■ Structured figure records
===

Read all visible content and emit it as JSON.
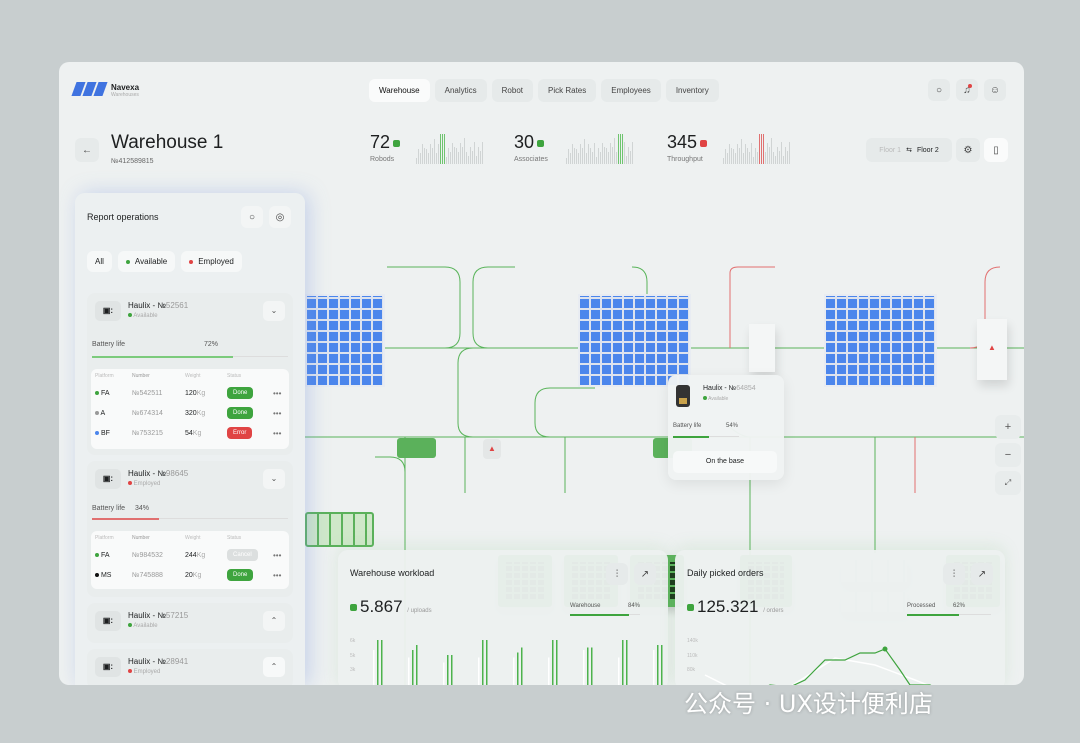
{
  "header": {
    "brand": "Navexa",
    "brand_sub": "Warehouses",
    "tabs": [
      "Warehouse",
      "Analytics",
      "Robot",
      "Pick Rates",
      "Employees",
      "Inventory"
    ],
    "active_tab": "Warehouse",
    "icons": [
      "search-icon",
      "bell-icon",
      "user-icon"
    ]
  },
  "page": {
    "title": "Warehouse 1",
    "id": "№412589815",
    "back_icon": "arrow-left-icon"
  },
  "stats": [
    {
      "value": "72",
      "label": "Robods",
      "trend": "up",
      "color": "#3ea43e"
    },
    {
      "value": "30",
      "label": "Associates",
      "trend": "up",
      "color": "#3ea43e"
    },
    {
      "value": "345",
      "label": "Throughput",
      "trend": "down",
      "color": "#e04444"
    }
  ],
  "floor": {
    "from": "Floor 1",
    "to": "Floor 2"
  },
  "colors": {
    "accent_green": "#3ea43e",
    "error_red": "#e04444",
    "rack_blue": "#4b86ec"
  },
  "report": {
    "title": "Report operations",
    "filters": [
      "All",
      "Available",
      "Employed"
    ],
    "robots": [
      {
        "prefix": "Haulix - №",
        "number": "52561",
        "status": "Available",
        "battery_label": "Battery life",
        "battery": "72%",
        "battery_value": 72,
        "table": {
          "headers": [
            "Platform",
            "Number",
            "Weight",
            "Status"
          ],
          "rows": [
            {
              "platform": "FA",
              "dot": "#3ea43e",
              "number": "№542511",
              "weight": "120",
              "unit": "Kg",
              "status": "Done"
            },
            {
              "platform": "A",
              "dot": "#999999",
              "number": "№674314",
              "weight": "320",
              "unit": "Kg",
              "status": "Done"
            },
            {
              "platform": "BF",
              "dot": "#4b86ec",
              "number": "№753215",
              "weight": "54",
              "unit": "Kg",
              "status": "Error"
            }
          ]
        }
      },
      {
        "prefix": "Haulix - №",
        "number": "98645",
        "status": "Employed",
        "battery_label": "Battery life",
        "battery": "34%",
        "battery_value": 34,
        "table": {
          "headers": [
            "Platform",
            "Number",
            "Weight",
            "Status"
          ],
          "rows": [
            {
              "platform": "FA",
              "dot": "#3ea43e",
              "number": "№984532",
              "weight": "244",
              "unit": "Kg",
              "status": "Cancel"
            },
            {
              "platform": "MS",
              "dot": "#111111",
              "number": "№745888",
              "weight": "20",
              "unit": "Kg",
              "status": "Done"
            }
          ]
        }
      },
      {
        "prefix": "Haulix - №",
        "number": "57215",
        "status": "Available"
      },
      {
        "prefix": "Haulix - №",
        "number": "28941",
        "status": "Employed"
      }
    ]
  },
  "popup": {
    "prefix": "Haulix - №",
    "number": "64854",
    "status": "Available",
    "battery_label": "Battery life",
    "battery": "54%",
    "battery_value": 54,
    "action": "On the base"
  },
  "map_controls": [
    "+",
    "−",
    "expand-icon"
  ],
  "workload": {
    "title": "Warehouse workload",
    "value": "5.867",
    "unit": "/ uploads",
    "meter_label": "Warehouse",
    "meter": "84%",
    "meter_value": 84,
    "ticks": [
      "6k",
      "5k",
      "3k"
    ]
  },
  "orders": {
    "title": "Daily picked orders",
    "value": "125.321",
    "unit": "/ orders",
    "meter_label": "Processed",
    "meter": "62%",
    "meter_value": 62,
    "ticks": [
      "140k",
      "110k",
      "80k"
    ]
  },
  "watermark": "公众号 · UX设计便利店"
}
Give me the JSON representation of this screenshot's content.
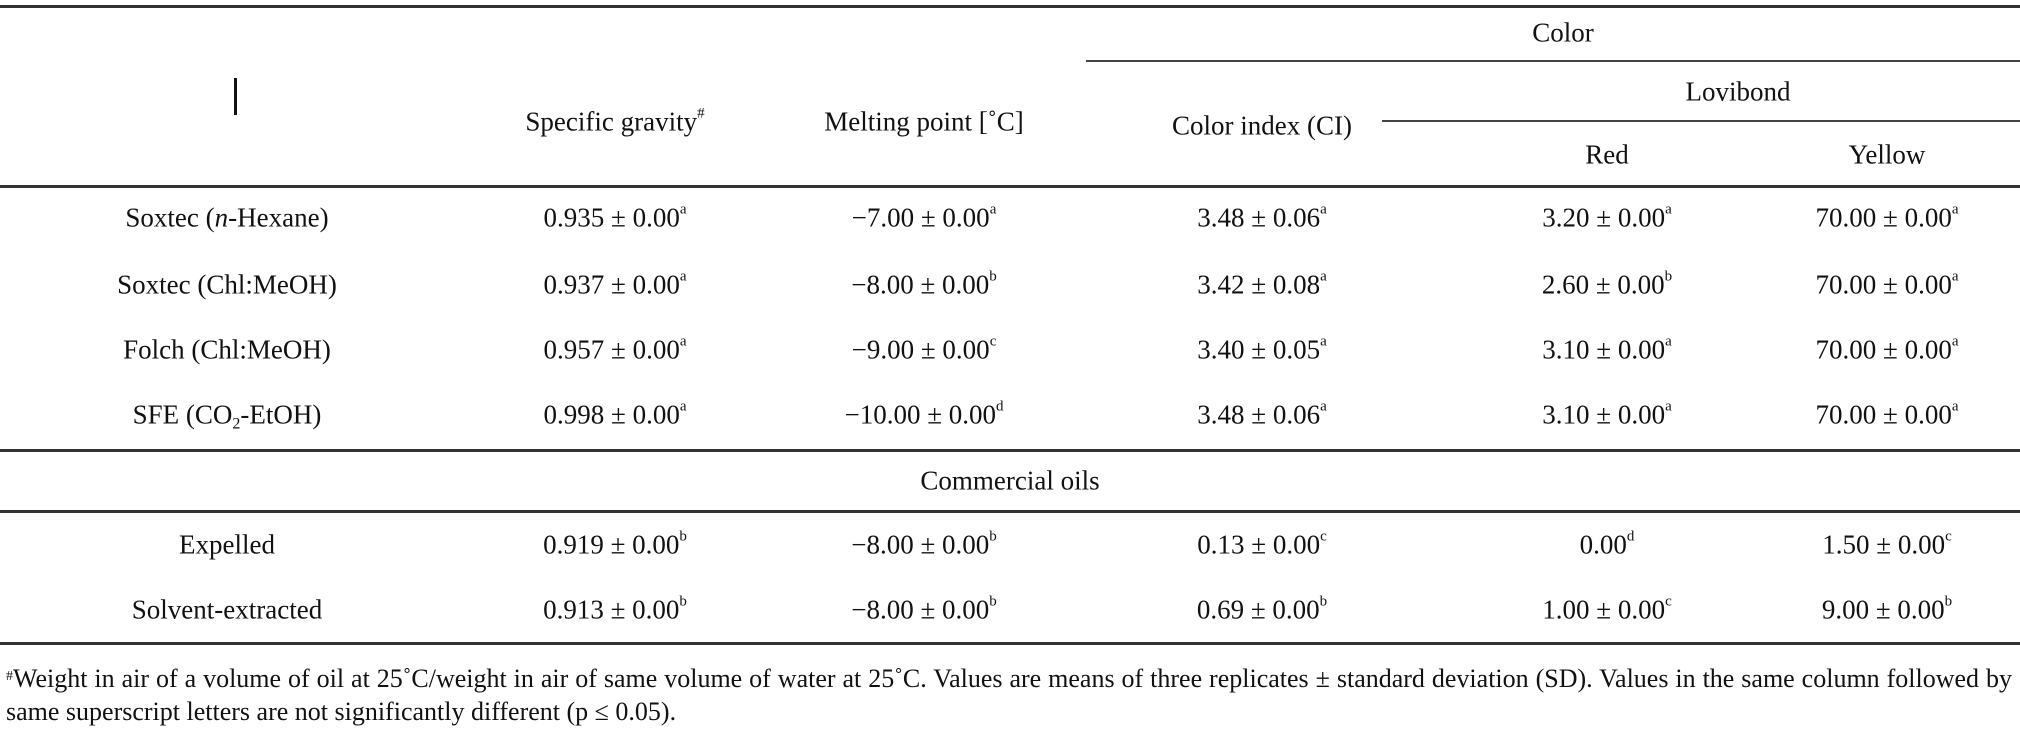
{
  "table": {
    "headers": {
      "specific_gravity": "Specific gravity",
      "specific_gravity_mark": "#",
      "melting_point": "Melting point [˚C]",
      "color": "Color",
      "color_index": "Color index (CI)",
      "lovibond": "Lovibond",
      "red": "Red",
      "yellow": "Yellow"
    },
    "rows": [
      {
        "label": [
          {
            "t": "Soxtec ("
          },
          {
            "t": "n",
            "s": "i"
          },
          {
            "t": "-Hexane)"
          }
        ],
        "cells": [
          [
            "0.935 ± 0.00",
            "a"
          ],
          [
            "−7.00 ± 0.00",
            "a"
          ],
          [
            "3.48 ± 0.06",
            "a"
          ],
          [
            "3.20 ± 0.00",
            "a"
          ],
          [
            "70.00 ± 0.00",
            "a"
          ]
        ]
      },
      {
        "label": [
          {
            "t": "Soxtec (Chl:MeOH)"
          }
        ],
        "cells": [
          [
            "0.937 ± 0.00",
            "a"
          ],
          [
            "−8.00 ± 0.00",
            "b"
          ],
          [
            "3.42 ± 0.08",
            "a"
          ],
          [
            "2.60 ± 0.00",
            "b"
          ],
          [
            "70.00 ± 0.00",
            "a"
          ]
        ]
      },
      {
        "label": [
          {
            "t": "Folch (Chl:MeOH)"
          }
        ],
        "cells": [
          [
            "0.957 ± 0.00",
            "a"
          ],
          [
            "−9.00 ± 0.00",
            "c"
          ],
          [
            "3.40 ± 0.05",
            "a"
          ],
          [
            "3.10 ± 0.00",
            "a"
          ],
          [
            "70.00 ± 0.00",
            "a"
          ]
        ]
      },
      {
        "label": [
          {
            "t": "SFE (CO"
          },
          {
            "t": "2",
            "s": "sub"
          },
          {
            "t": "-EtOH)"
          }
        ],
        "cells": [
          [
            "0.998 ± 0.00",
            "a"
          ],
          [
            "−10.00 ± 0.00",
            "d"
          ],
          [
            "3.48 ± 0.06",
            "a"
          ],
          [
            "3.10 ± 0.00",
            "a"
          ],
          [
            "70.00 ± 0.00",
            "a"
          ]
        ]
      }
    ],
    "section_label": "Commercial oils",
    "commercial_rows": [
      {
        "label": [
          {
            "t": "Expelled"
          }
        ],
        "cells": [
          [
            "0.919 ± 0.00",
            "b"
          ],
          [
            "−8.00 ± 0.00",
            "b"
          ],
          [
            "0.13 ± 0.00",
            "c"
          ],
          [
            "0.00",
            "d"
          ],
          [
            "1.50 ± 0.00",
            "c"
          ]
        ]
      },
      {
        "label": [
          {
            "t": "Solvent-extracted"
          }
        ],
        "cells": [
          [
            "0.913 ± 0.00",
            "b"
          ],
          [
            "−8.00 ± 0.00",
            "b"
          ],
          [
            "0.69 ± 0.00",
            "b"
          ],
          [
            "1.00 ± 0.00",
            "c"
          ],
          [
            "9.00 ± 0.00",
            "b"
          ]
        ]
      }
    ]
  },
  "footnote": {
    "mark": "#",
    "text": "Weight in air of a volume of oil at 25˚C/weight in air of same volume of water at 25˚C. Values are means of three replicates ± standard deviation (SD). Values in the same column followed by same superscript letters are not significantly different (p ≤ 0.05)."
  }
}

===

■ WHAT TO PRODUCE
Copy out each line word for word, please, skipping the images.

■ TASK SOLUTION
Read all visible content and emit it as JSON.
{
  "header": {
    "brand": "Navexa",
    "brand_sub": "Warehouses",
    "tabs": [
      "Warehouse",
      "Analytics",
      "Robot",
      "Pick Rates",
      "Employees",
      "Inventory"
    ],
    "active_tab": "Warehouse",
    "icons": [
      "search-icon",
      "bell-icon",
      "user-icon"
    ]
  },
  "page": {
    "title": "Warehouse 1",
    "id": "№412589815",
    "back_icon": "arrow-left-icon"
  },
  "stats": [
    {
      "value": "72",
      "label": "Robods",
      "trend": "up",
      "color": "#3ea43e"
    },
    {
      "value": "30",
      "label": "Associates",
      "trend": "up",
      "color": "#3ea43e"
    },
    {
      "value": "345",
      "label": "Throughput",
      "trend": "down",
      "color": "#e04444"
    }
  ],
  "floor": {
    "from": "Floor 1",
    "to": "Floor 2"
  },
  "colors": {
    "accent_green": "#3ea43e",
    "error_red": "#e04444",
    "rack_blue": "#4b86ec"
  },
  "report": {
    "title": "Report operations",
    "filters": [
      "All",
      "Available",
      "Employed"
    ],
    "robots": [
      {
        "prefix": "Haulix - №",
        "number": "52561",
        "status": "Available",
        "battery_label": "Battery life",
        "battery": "72%",
        "battery_value": 72,
        "table": {
          "headers": [
            "Platform",
            "Number",
            "Weight",
            "Status"
          ],
          "rows": [
            {
              "platform": "FA",
              "dot": "#3ea43e",
              "number": "№542511",
              "weight": "120",
              "unit": "Kg",
              "status": "Done"
            },
            {
              "platform": "A",
              "dot": "#999999",
              "number": "№674314",
              "weight": "320",
              "unit": "Kg",
              "status": "Done"
            },
            {
              "platform": "BF",
              "dot": "#4b86ec",
              "number": "№753215",
              "weight": "54",
              "unit": "Kg",
              "status": "Error"
            }
          ]
        }
      },
      {
        "prefix": "Haulix - №",
        "number": "98645",
        "status": "Employed",
        "battery_label": "Battery life",
        "battery": "34%",
        "battery_value": 34,
        "table": {
          "headers": [
            "Platform",
            "Number",
            "Weight",
            "Status"
          ],
          "rows": [
            {
              "platform": "FA",
              "dot": "#3ea43e",
              "number": "№984532",
              "weight": "244",
              "unit": "Kg",
              "status": "Cancel"
            },
            {
              "platform": "MS",
              "dot": "#111111",
              "number": "№745888",
              "weight": "20",
              "unit": "Kg",
              "status": "Done"
            }
          ]
        }
      },
      {
        "prefix": "Haulix - №",
        "number": "57215",
        "status": "Available"
      },
      {
        "prefix": "Haulix - №",
        "number": "28941",
        "status": "Employed"
      }
    ]
  },
  "popup": {
    "prefix": "Haulix - №",
    "number": "64854",
    "status": "Available",
    "battery_label": "Battery life",
    "battery": "54%",
    "battery_value": 54,
    "action": "On the base"
  },
  "map_controls": [
    "+",
    "−",
    "expand-icon"
  ],
  "workload": {
    "title": "Warehouse workload",
    "value": "5.867",
    "unit": "/ uploads",
    "meter_label": "Warehouse",
    "meter": "84%",
    "meter_value": 84,
    "ticks": [
      "6k",
      "5k",
      "3k"
    ]
  },
  "orders": {
    "title": "Daily picked orders",
    "value": "125.321",
    "unit": "/ orders",
    "meter_label": "Processed",
    "meter": "62%",
    "meter_value": 62,
    "ticks": [
      "140k",
      "110k",
      "80k"
    ]
  },
  "watermark": "公众号 · UX设计便利店"
}
Give me the JSON representation of this screenshot's content.
{
  "table": {
    "headers": {
      "specific_gravity": "Specific gravity",
      "specific_gravity_mark": "#",
      "melting_point": "Melting point [˚C]",
      "color": "Color",
      "color_index": "Color index (CI)",
      "lovibond": "Lovibond",
      "red": "Red",
      "yellow": "Yellow"
    },
    "rows": [
      {
        "label": [
          {
            "t": "Soxtec ("
          },
          {
            "t": "n",
            "s": "i"
          },
          {
            "t": "-Hexane)"
          }
        ],
        "cells": [
          [
            "0.935 ± 0.00",
            "a"
          ],
          [
            "−7.00 ± 0.00",
            "a"
          ],
          [
            "3.48 ± 0.06",
            "a"
          ],
          [
            "3.20 ± 0.00",
            "a"
          ],
          [
            "70.00 ± 0.00",
            "a"
          ]
        ]
      },
      {
        "label": [
          {
            "t": "Soxtec (Chl:MeOH)"
          }
        ],
        "cells": [
          [
            "0.937 ± 0.00",
            "a"
          ],
          [
            "−8.00 ± 0.00",
            "b"
          ],
          [
            "3.42 ± 0.08",
            "a"
          ],
          [
            "2.60 ± 0.00",
            "b"
          ],
          [
            "70.00 ± 0.00",
            "a"
          ]
        ]
      },
      {
        "label": [
          {
            "t": "Folch (Chl:MeOH)"
          }
        ],
        "cells": [
          [
            "0.957 ± 0.00",
            "a"
          ],
          [
            "−9.00 ± 0.00",
            "c"
          ],
          [
            "3.40 ± 0.05",
            "a"
          ],
          [
            "3.10 ± 0.00",
            "a"
          ],
          [
            "70.00 ± 0.00",
            "a"
          ]
        ]
      },
      {
        "label": [
          {
            "t": "SFE (CO"
          },
          {
            "t": "2",
            "s": "sub"
          },
          {
            "t": "-EtOH)"
          }
        ],
        "cells": [
          [
            "0.998 ± 0.00",
            "a"
          ],
          [
            "−10.00 ± 0.00",
            "d"
          ],
          [
            "3.48 ± 0.06",
            "a"
          ],
          [
            "3.10 ± 0.00",
            "a"
          ],
          [
            "70.00 ± 0.00",
            "a"
          ]
        ]
      }
    ],
    "section_label": "Commercial oils",
    "commercial_rows": [
      {
        "label": [
          {
            "t": "Expelled"
          }
        ],
        "cells": [
          [
            "0.919 ± 0.00",
            "b"
          ],
          [
            "−8.00 ± 0.00",
            "b"
          ],
          [
            "0.13 ± 0.00",
            "c"
          ],
          [
            "0.00",
            "d"
          ],
          [
            "1.50 ± 0.00",
            "c"
          ]
        ]
      },
      {
        "label": [
          {
            "t": "Solvent-extracted"
          }
        ],
        "cells": [
          [
            "0.913 ± 0.00",
            "b"
          ],
          [
            "−8.00 ± 0.00",
            "b"
          ],
          [
            "0.69 ± 0.00",
            "b"
          ],
          [
            "1.00 ± 0.00",
            "c"
          ],
          [
            "9.00 ± 0.00",
            "b"
          ]
        ]
      }
    ]
  },
  "footnote": {
    "mark": "#",
    "text": "Weight in air of a volume of oil at 25˚C/weight in air of same volume of water at 25˚C. Values are means of three replicates ± standard deviation (SD). Values in the same column followed by same superscript letters are not significantly different (p ≤ 0.05)."
  }
}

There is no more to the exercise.